== Stored entries ==
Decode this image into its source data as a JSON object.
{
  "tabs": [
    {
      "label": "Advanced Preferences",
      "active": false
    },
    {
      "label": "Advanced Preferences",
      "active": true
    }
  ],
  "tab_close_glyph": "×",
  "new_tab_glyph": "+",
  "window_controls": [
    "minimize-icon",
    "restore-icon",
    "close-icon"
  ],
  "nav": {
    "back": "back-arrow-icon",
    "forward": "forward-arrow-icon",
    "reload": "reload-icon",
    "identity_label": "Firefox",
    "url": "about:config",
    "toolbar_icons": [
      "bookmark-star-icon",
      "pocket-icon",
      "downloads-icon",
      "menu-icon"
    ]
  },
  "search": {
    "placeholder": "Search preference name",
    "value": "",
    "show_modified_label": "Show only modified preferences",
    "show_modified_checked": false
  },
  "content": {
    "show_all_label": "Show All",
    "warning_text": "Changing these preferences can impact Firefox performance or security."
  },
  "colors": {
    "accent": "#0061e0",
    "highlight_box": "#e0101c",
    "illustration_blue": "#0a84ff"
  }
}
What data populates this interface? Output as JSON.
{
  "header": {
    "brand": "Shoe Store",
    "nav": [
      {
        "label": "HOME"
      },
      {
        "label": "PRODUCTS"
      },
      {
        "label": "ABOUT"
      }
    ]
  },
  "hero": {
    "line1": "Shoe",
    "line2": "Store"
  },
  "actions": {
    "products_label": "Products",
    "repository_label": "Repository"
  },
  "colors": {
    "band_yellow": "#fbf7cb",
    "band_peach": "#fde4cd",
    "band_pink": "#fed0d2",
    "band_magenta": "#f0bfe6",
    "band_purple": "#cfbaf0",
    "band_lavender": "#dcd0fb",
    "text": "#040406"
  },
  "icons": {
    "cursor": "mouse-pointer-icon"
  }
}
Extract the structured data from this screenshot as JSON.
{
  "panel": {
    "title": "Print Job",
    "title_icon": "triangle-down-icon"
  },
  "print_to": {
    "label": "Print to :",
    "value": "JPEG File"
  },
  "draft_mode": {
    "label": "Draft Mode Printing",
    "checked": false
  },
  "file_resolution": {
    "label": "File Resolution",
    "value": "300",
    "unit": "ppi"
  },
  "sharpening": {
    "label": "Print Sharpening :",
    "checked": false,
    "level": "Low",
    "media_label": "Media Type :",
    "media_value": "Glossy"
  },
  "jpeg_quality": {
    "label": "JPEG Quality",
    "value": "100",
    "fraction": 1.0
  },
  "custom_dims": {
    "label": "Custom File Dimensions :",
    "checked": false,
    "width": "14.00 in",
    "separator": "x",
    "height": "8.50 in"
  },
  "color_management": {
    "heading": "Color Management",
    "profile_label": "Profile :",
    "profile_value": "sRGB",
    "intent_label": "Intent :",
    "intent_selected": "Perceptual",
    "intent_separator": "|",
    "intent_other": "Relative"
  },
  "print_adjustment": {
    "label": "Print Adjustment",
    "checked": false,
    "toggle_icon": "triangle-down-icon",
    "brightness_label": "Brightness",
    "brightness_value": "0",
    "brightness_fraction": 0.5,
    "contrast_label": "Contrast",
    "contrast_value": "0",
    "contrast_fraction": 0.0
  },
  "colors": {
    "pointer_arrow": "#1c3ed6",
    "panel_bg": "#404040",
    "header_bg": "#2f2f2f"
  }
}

== What the task asks ==
Recopy all the lines exactly as they appear.

== Result of the task ==
Decode this image into its source data as a JSON object.
{
  "tabs": [
    {
      "label": "Advanced Preferences",
      "active": false
    },
    {
      "label": "Advanced Preferences",
      "active": true
    }
  ],
  "tab_close_glyph": "×",
  "new_tab_glyph": "+",
  "window_controls": [
    "minimize-icon",
    "restore-icon",
    "close-icon"
  ],
  "nav": {
    "back": "back-arrow-icon",
    "forward": "forward-arrow-icon",
    "reload": "reload-icon",
    "identity_label": "Firefox",
    "url": "about:config",
    "toolbar_icons": [
      "bookmark-star-icon",
      "pocket-icon",
      "downloads-icon",
      "menu-icon"
    ]
  },
  "search": {
    "placeholder": "Search preference name",
    "value": "",
    "show_modified_label": "Show only modified preferences",
    "show_modified_checked": false
  },
  "content": {
    "show_all_label": "Show All",
    "warning_text": "Changing these preferences can impact Firefox performance or security."
  },
  "colors": {
    "accent": "#0061e0",
    "highlight_box": "#e0101c",
    "illustration_blue": "#0a84ff"
  }
}
What data populates this interface? Output as JSON.
{
  "header": {
    "brand": "Shoe Store",
    "nav": [
      {
        "label": "HOME"
      },
      {
        "label": "PRODUCTS"
      },
      {
        "label": "ABOUT"
      }
    ]
  },
  "hero": {
    "line1": "Shoe",
    "line2": "Store"
  },
  "actions": {
    "products_label": "Products",
    "repository_label": "Repository"
  },
  "colors": {
    "band_yellow": "#fbf7cb",
    "band_peach": "#fde4cd",
    "band_pink": "#fed0d2",
    "band_magenta": "#f0bfe6",
    "band_purple": "#cfbaf0",
    "band_lavender": "#dcd0fb",
    "text": "#040406"
  },
  "icons": {
    "cursor": "mouse-pointer-icon"
  }
}
Extract the structured data from this screenshot as JSON.
{
  "panel": {
    "title": "Print Job",
    "title_icon": "triangle-down-icon"
  },
  "print_to": {
    "label": "Print to :",
    "value": "JPEG File"
  },
  "draft_mode": {
    "label": "Draft Mode Printing",
    "checked": false
  },
  "file_resolution": {
    "label": "File Resolution",
    "value": "300",
    "unit": "ppi"
  },
  "sharpening": {
    "label": "Print Sharpening :",
    "checked": false,
    "level": "Low",
    "media_label": "Media Type :",
    "media_value": "Glossy"
  },
  "jpeg_quality": {
    "label": "JPEG Quality",
    "value": "100",
    "fraction": 1.0
  },
  "custom_dims": {
    "label": "Custom File Dimensions :",
    "checked": false,
    "width": "14.00 in",
    "separator": "x",
    "height": "8.50 in"
  },
  "color_management": {
    "heading": "Color Management",
    "profile_label": "Profile :",
    "profile_value": "sRGB",
    "intent_label": "Intent :",
    "intent_selected": "Perceptual",
    "intent_separator": "|",
    "intent_other": "Relative"
  },
  "print_adjustment": {
    "label": "Print Adjustment",
    "checked": false,
    "toggle_icon": "triangle-down-icon",
    "brightness_label": "Brightness",
    "brightness_value": "0",
    "brightness_fraction": 0.5,
    "contrast_label": "Contrast",
    "contrast_value": "0",
    "contrast_fraction": 0.0
  },
  "colors": {
    "pointer_arrow": "#1c3ed6",
    "panel_bg": "#404040",
    "header_bg": "#2f2f2f"
  }
}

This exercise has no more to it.